▶ Material supplied
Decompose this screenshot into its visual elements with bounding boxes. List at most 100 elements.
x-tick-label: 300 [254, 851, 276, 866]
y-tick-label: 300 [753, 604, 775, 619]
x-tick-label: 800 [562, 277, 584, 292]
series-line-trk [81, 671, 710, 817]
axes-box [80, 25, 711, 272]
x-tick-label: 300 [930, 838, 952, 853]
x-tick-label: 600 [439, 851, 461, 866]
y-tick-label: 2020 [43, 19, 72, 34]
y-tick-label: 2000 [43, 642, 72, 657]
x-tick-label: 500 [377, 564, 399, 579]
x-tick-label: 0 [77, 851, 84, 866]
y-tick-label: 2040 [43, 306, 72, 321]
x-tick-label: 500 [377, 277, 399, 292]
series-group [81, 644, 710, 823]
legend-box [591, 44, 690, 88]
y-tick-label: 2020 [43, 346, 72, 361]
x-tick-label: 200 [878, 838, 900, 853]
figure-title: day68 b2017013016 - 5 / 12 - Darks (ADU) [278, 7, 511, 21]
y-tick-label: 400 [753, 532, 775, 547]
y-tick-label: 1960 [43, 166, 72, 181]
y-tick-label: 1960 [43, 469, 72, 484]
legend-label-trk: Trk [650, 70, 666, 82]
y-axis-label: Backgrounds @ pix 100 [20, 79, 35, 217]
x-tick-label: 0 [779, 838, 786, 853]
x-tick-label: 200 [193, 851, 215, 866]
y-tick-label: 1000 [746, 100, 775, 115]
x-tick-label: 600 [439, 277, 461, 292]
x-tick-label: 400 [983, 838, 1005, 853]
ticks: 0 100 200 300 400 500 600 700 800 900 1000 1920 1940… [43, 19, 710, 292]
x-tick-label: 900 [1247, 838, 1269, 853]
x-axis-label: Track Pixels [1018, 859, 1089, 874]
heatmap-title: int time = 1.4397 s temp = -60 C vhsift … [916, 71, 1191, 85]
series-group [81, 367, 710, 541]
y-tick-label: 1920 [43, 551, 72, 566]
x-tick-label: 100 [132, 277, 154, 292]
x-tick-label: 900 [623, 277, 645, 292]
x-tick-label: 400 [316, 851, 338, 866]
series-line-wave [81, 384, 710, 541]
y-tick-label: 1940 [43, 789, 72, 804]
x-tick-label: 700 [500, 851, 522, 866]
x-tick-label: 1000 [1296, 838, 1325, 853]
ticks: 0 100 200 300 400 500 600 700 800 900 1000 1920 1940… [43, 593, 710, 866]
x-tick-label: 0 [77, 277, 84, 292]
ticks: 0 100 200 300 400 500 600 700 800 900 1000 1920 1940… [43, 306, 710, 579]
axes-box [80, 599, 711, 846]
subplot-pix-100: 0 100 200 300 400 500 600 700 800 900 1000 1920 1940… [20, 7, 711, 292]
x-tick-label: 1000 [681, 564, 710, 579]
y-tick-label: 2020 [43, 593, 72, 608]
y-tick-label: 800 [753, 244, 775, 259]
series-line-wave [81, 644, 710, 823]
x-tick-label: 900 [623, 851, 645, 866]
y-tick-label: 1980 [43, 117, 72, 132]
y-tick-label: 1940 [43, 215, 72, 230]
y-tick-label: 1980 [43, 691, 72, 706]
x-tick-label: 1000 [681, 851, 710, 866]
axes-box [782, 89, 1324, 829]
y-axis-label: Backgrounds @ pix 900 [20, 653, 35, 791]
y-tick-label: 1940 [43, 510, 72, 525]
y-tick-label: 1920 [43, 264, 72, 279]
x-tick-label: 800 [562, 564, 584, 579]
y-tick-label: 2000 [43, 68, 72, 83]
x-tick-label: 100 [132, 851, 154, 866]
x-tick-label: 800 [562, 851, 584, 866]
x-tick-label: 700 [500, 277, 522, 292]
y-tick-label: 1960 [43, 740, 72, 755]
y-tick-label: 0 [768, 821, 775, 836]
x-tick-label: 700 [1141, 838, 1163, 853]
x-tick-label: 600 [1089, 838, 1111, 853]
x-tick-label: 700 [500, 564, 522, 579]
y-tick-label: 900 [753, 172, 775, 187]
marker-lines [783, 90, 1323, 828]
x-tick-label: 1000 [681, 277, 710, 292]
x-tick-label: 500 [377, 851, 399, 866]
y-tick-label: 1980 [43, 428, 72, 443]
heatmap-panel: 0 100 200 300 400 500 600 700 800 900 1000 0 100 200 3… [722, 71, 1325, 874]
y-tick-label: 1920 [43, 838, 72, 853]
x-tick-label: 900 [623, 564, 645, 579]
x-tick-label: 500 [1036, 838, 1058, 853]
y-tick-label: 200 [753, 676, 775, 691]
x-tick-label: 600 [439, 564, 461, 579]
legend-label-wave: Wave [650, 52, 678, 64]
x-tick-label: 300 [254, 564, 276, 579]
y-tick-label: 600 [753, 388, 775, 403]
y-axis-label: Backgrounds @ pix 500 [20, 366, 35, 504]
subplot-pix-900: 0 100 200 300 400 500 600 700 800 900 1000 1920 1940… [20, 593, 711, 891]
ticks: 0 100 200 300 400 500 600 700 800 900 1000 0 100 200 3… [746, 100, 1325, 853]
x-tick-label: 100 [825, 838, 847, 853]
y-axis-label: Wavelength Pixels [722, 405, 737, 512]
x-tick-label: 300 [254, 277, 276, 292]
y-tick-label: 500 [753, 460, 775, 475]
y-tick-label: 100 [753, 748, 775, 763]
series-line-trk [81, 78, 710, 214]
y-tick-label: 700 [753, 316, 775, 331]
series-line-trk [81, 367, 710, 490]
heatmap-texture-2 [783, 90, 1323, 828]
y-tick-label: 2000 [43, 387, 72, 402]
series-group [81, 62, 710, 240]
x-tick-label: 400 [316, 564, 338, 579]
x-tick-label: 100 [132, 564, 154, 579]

▶ Task instructions
Reproduce the data above in full, line for line, without any change.

▶ Answer to the exercise
Decompose this screenshot into its visual elements with bounding boxes. List at most 100 elements.
x-tick-label: 300 [254, 851, 276, 866]
y-tick-label: 300 [753, 604, 775, 619]
x-tick-label: 800 [562, 277, 584, 292]
series-line-trk [81, 671, 710, 817]
axes-box [80, 25, 711, 272]
x-tick-label: 300 [930, 838, 952, 853]
x-tick-label: 600 [439, 851, 461, 866]
y-tick-label: 2020 [43, 19, 72, 34]
y-tick-label: 2000 [43, 642, 72, 657]
x-tick-label: 500 [377, 564, 399, 579]
x-tick-label: 0 [77, 851, 84, 866]
y-tick-label: 2040 [43, 306, 72, 321]
x-tick-label: 500 [377, 277, 399, 292]
series-group [81, 644, 710, 823]
legend-box [591, 44, 690, 88]
y-tick-label: 2020 [43, 346, 72, 361]
x-tick-label: 200 [878, 838, 900, 853]
figure-title: day68 b2017013016 - 5 / 12 - Darks (ADU) [278, 7, 511, 21]
y-tick-label: 400 [753, 532, 775, 547]
y-tick-label: 1960 [43, 166, 72, 181]
y-tick-label: 1960 [43, 469, 72, 484]
legend-label-trk: Trk [650, 70, 666, 82]
y-axis-label: Backgrounds @ pix 100 [20, 79, 35, 217]
x-tick-label: 0 [779, 838, 786, 853]
x-tick-label: 200 [193, 851, 215, 866]
y-tick-label: 1000 [746, 100, 775, 115]
x-tick-label: 600 [439, 277, 461, 292]
x-tick-label: 400 [983, 838, 1005, 853]
ticks: 0 100 200 300 400 500 600 700 800 900 1000 1920 1940… [43, 19, 710, 292]
x-tick-label: 900 [1247, 838, 1269, 853]
x-axis-label: Track Pixels [1018, 859, 1089, 874]
heatmap-title: int time = 1.4397 s temp = -60 C vhsift … [916, 71, 1191, 85]
series-group [81, 367, 710, 541]
y-tick-label: 1920 [43, 551, 72, 566]
x-tick-label: 100 [132, 277, 154, 292]
x-tick-label: 900 [623, 277, 645, 292]
x-tick-label: 400 [316, 851, 338, 866]
series-line-wave [81, 384, 710, 541]
y-tick-label: 1940 [43, 789, 72, 804]
x-tick-label: 700 [500, 851, 522, 866]
x-tick-label: 1000 [1296, 838, 1325, 853]
ticks: 0 100 200 300 400 500 600 700 800 900 1000 1920 1940… [43, 593, 710, 866]
x-tick-label: 0 [77, 277, 84, 292]
ticks: 0 100 200 300 400 500 600 700 800 900 1000 1920 1940… [43, 306, 710, 579]
axes-box [80, 599, 711, 846]
subplot-pix-100: 0 100 200 300 400 500 600 700 800 900 1000 1920 1940… [20, 7, 711, 292]
x-tick-label: 1000 [681, 564, 710, 579]
y-tick-label: 2020 [43, 593, 72, 608]
y-tick-label: 800 [753, 244, 775, 259]
series-line-wave [81, 644, 710, 823]
x-tick-label: 900 [623, 851, 645, 866]
y-tick-label: 1980 [43, 117, 72, 132]
y-tick-label: 1940 [43, 215, 72, 230]
y-tick-label: 1980 [43, 691, 72, 706]
x-tick-label: 1000 [681, 851, 710, 866]
axes-box [782, 89, 1324, 829]
y-axis-label: Backgrounds @ pix 900 [20, 653, 35, 791]
y-tick-label: 1940 [43, 510, 72, 525]
y-tick-label: 1920 [43, 264, 72, 279]
x-tick-label: 800 [562, 564, 584, 579]
y-tick-label: 2000 [43, 68, 72, 83]
x-tick-label: 100 [132, 851, 154, 866]
x-tick-label: 800 [562, 851, 584, 866]
x-tick-label: 700 [500, 277, 522, 292]
y-tick-label: 1960 [43, 740, 72, 755]
y-tick-label: 0 [768, 821, 775, 836]
x-tick-label: 700 [1141, 838, 1163, 853]
x-tick-label: 600 [1089, 838, 1111, 853]
x-tick-label: 700 [500, 564, 522, 579]
y-tick-label: 900 [753, 172, 775, 187]
marker-lines [783, 90, 1323, 828]
x-tick-label: 1000 [681, 277, 710, 292]
x-tick-label: 500 [377, 851, 399, 866]
y-tick-label: 1980 [43, 428, 72, 443]
heatmap-panel: 0 100 200 300 400 500 600 700 800 900 1000 0 100 200 3… [722, 71, 1325, 874]
y-tick-label: 1920 [43, 838, 72, 853]
x-tick-label: 900 [623, 564, 645, 579]
x-tick-label: 500 [1036, 838, 1058, 853]
y-tick-label: 200 [753, 676, 775, 691]
x-tick-label: 600 [439, 564, 461, 579]
legend-label-wave: Wave [650, 52, 678, 64]
x-tick-label: 300 [254, 564, 276, 579]
y-tick-label: 600 [753, 388, 775, 403]
y-axis-label: Backgrounds @ pix 500 [20, 366, 35, 504]
subplot-pix-900: 0 100 200 300 400 500 600 700 800 900 1000 1920 1940… [20, 593, 711, 891]
ticks: 0 100 200 300 400 500 600 700 800 900 1000 0 100 200 3… [746, 100, 1325, 853]
x-tick-label: 100 [825, 838, 847, 853]
y-axis-label: Wavelength Pixels [722, 405, 737, 512]
x-tick-label: 300 [254, 277, 276, 292]
y-tick-label: 500 [753, 460, 775, 475]
y-tick-label: 100 [753, 748, 775, 763]
series-line-trk [81, 78, 710, 214]
y-tick-label: 700 [753, 316, 775, 331]
series-line-trk [81, 367, 710, 490]
heatmap-texture-2 [783, 90, 1323, 828]
y-tick-label: 2000 [43, 387, 72, 402]
series-group [81, 62, 710, 240]
x-tick-label: 400 [316, 564, 338, 579]
x-tick-label: 100 [132, 564, 154, 579]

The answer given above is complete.